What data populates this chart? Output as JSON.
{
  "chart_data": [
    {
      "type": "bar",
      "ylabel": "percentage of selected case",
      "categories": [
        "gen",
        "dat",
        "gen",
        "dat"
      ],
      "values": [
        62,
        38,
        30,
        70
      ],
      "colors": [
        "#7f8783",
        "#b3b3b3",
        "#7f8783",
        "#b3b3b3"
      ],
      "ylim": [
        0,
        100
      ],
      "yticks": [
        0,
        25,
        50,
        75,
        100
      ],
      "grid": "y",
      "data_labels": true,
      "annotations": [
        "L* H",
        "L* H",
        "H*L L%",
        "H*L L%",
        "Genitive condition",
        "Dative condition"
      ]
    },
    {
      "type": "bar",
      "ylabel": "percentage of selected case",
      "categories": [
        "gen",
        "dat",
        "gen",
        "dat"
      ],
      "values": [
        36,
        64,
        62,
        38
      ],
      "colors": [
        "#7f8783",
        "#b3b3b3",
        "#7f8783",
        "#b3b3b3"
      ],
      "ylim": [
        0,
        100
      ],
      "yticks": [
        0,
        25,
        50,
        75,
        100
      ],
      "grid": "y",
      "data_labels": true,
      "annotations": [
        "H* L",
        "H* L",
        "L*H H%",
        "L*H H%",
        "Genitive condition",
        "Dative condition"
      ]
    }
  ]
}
######
= What is asked =
Write all of the records out again exactly.

= Solution to this problem =
What data populates this chart? Output as JSON.
{
  "chart_data": [
    {
      "type": "bar",
      "ylabel": "percentage of selected case",
      "categories": [
        "gen",
        "dat",
        "gen",
        "dat"
      ],
      "values": [
        62,
        38,
        30,
        70
      ],
      "colors": [
        "#7f8783",
        "#b3b3b3",
        "#7f8783",
        "#b3b3b3"
      ],
      "ylim": [
        0,
        100
      ],
      "yticks": [
        0,
        25,
        50,
        75,
        100
      ],
      "grid": "y",
      "data_labels": true,
      "annotations": [
        "L* H",
        "L* H",
        "H*L L%",
        "H*L L%",
        "Genitive condition",
        "Dative condition"
      ]
    },
    {
      "type": "bar",
      "ylabel": "percentage of selected case",
      "categories": [
        "gen",
        "dat",
        "gen",
        "dat"
      ],
      "values": [
        36,
        64,
        62,
        38
      ],
      "colors": [
        "#7f8783",
        "#b3b3b3",
        "#7f8783",
        "#b3b3b3"
      ],
      "ylim": [
        0,
        100
      ],
      "yticks": [
        0,
        25,
        50,
        75,
        100
      ],
      "grid": "y",
      "data_labels": true,
      "annotations": [
        "H* L",
        "H* L",
        "L*H H%",
        "L*H H%",
        "Genitive condition",
        "Dative condition"
      ]
    }
  ]
}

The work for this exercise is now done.